# Given records start
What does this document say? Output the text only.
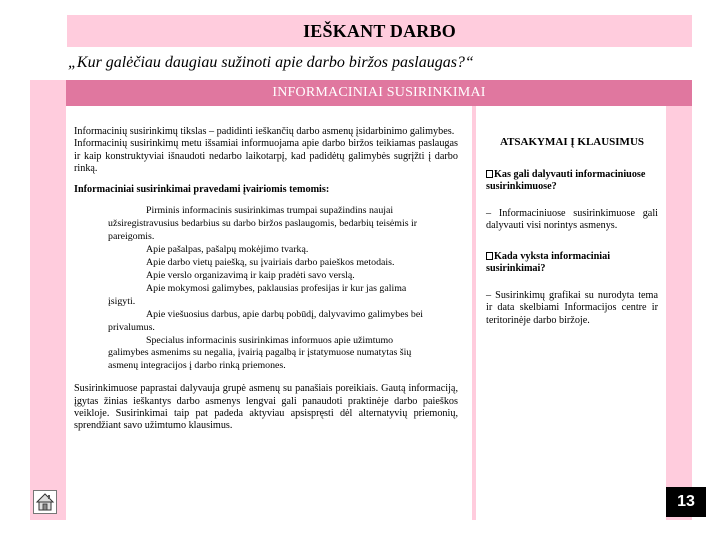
IEŠKANT DARBO
„Kur galėčiau daugiau sužinoti apie darbo biržos paslaugas?“
INFORMACINIAI SUSIRINKIMAI

Informacinių susirinkimų tikslas – padidinti ieškančių darbo asmenų įsidarbinimo galimybes.

Informacinių susirinkimų metu išsamiai informuojama apie darbo biržos teikiamas paslaugas ir kaip konstruktyviai išnaudoti nedarbo laikotarpį, kad padidėtų galimybės sugrįžti į darbo rinką.

Informaciniai susirinkimai pravedami įvairiomis temomis:

Pirminis informacinis susirinkimas trumpai supažindins naujai užsiregistravusius bedarbius su darbo biržos paslaugomis, bedarbių teisėmis ir pareigomis.

Apie pašalpas, pašalpų mokėjimo tvarką.

Apie darbo vietų paiešką, su įvairiais darbo paieškos metodais.

Apie verslo organizavimą ir kaip pradėti savo verslą.

Apie mokymosi galimybes, paklausias profesijas ir kur jas galima įsigyti.

Apie viešuosius darbus, apie darbų pobūdį, dalyvavimo galimybes bei privalumus.

Specialus informacinis susirinkimas informuos apie užimtumo galimybes asmenims su negalia, įvairią pagalbą ir įstatymuose numatytas šių asmenų integracijos į darbo rinką priemones.

Susirinkimuose paprastai dalyvauja grupė asmenų su panašiais poreikiais. Gautą informaciją, įgytas žinias ieškantys darbo asmenys lengvai gali panaudoti praktinėje darbo paieškos veikloje. Susirinkimai taip pat padeda aktyviau apsispręsti dėl alternatyvių priemonių, sprendžiant savo užimtumo klausimus.

ATSAKYMAI Į KLAUSIMUS

Kas gali dalyvauti informaciniuose susirinkimuose?

– Informaciniuose susirinkimuose gali dalyvauti visi norintys asmenys.

Kada vyksta informaciniai susirinkimai?

– Susirinkimų grafikai su nurodyta tema ir data skelbiami Informacijos centre ir teritorinėje darbo biržoje.

13
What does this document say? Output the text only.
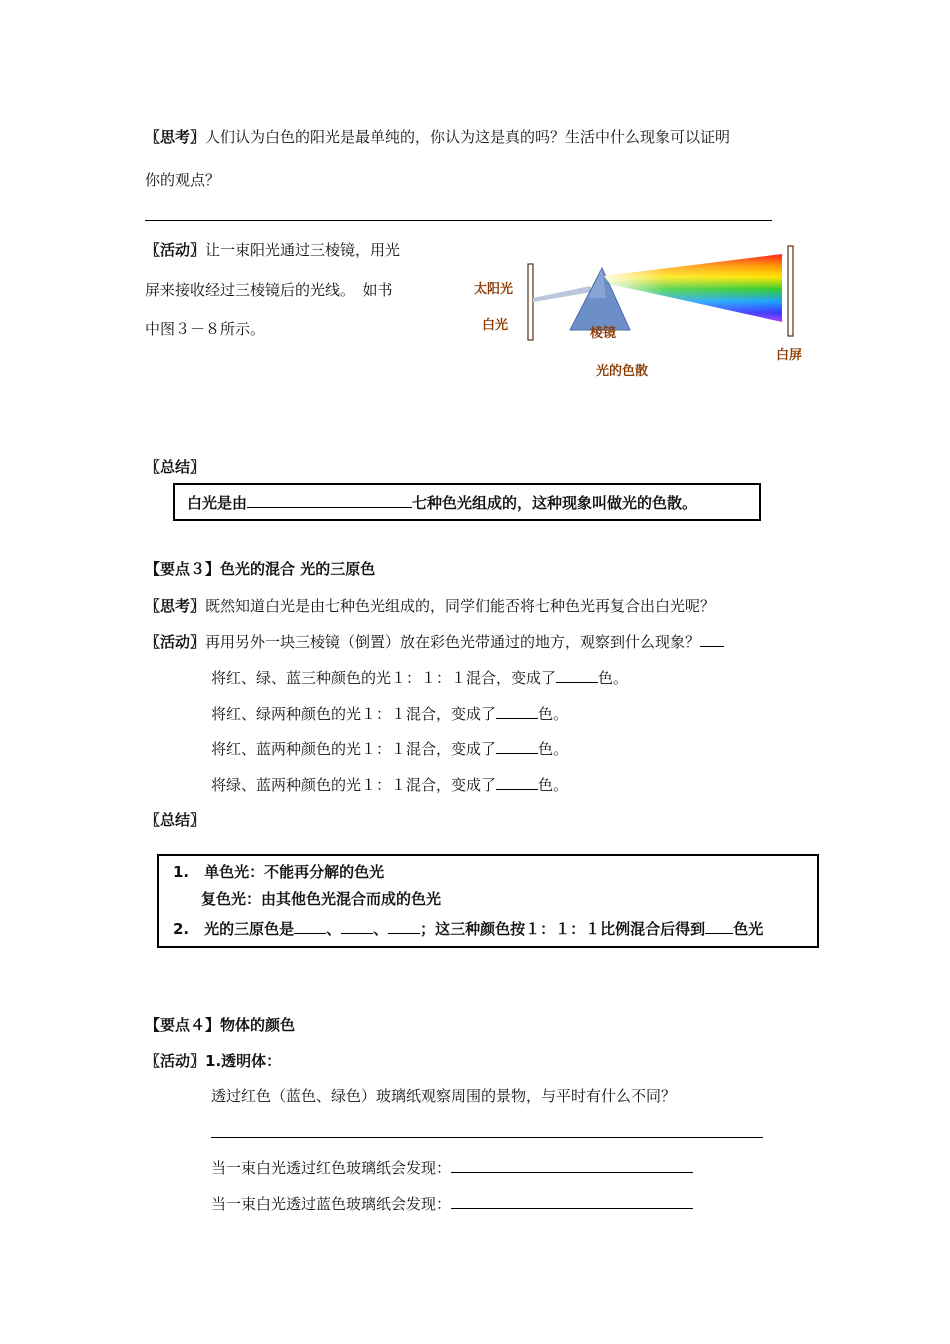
〖思考〗人们认为白色的阳光是最单纯的，你认为这是真的吗？生活中什么现象可以证明
你的观点？
〖活动〗让一束阳光通过三棱镜，用光
屏来接收经过三棱镜后的光线。　如书
中图３－８所示。
太阳光
白光
棱镜
白屏
光的色散
〖总结〗
白光是由	七种色光组成的，这种现象叫做光的色散。
【要点３】色光的混合 光的三原色
〖思考〗既然知道白光是由七种色光组成的，同学们能否将七种色光再复合出白光呢？
〖活动〗再用另外一块三棱镜（倒置）放在彩色光带通过的地方，观察到什么现象？
将红、绿、蓝三种颜色的光１：１：１混合，变成了	色。
将红、绿两种颜色的光１：１混合，变成了	色。
将红、蓝两种颜色的光１：１混合，变成了	色。
将绿、蓝两种颜色的光１：１混合，变成了	色。
〖总结〗
1.　单色光：不能再分解的色光
复色光：由其他色光混合而成的色光
2.　光的三原色是 、 、 ；这三种颜色按１：１：１比例混合后得到 色光
【要点４】物体的颜色
〖活动〗1.透明体：
透过红色（蓝色、绿色）玻璃纸观察周围的景物，与平时有什么不同？
当一束白光透过红色玻璃纸会发现：
当一束白光透过蓝色玻璃纸会发现：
# Given records end
## What you need to do
Do not include images; quote all of the entries above exactly.

## Task result
What does this document say? Output the text only.
IEŠKANT DARBO
„Kur galėčiau daugiau sužinoti apie darbo biržos paslaugas?“
INFORMACINIAI SUSIRINKIMAI

Informacinių susirinkimų tikslas – padidinti ieškančių darbo asmenų įsidarbinimo galimybes.

Informacinių susirinkimų metu išsamiai informuojama apie darbo biržos teikiamas paslaugas ir kaip konstruktyviai išnaudoti nedarbo laikotarpį, kad padidėtų galimybės sugrįžti į darbo rinką.

Informaciniai susirinkimai pravedami įvairiomis temomis:

Pirminis informacinis susirinkimas trumpai supažindins naujai užsiregistravusius bedarbius su darbo biržos paslaugomis, bedarbių teisėmis ir pareigomis.

Apie pašalpas, pašalpų mokėjimo tvarką.

Apie darbo vietų paiešką, su įvairiais darbo paieškos metodais.

Apie verslo organizavimą ir kaip pradėti savo verslą.

Apie mokymosi galimybes, paklausias profesijas ir kur jas galima įsigyti.

Apie viešuosius darbus, apie darbų pobūdį, dalyvavimo galimybes bei privalumus.

Specialus informacinis susirinkimas informuos apie užimtumo galimybes asmenims su negalia, įvairią pagalbą ir įstatymuose numatytas šių asmenų integracijos į darbo rinką priemones.

Susirinkimuose paprastai dalyvauja grupė asmenų su panašiais poreikiais. Gautą informaciją, įgytas žinias ieškantys darbo asmenys lengvai gali panaudoti praktinėje darbo paieškos veikloje. Susirinkimai taip pat padeda aktyviau apsispręsti dėl alternatyvių priemonių, sprendžiant savo užimtumo klausimus.

ATSAKYMAI Į KLAUSIMUS

Kas gali dalyvauti informaciniuose susirinkimuose?

– Informaciniuose susirinkimuose gali dalyvauti visi norintys asmenys.

Kada vyksta informaciniai susirinkimai?

– Susirinkimų grafikai su nurodyta tema ir data skelbiami Informacijos centre ir teritorinėje darbo biržoje.

13
What does this document say? Output the text only.
〖思考〗人们认为白色的阳光是最单纯的，你认为这是真的吗？生活中什么现象可以证明
你的观点？
〖活动〗让一束阳光通过三棱镜，用光
屏来接收经过三棱镜后的光线。　如书
中图３－８所示。
太阳光
白光
棱镜
白屏
光的色散
〖总结〗
白光是由	七种色光组成的，这种现象叫做光的色散。
【要点３】色光的混合 光的三原色
〖思考〗既然知道白光是由七种色光组成的，同学们能否将七种色光再复合出白光呢？
〖活动〗再用另外一块三棱镜（倒置）放在彩色光带通过的地方，观察到什么现象？
将红、绿、蓝三种颜色的光１：１：１混合，变成了	色。
将红、绿两种颜色的光１：１混合，变成了	色。
将红、蓝两种颜色的光１：１混合，变成了	色。
将绿、蓝两种颜色的光１：１混合，变成了	色。
〖总结〗
1.　单色光：不能再分解的色光
复色光：由其他色光混合而成的色光
2.　光的三原色是 、 、 ；这三种颜色按１：１：１比例混合后得到 色光
【要点４】物体的颜色
〖活动〗1.透明体：
透过红色（蓝色、绿色）玻璃纸观察周围的景物，与平时有什么不同？
当一束白光透过红色玻璃纸会发现：
当一束白光透过蓝色玻璃纸会发现：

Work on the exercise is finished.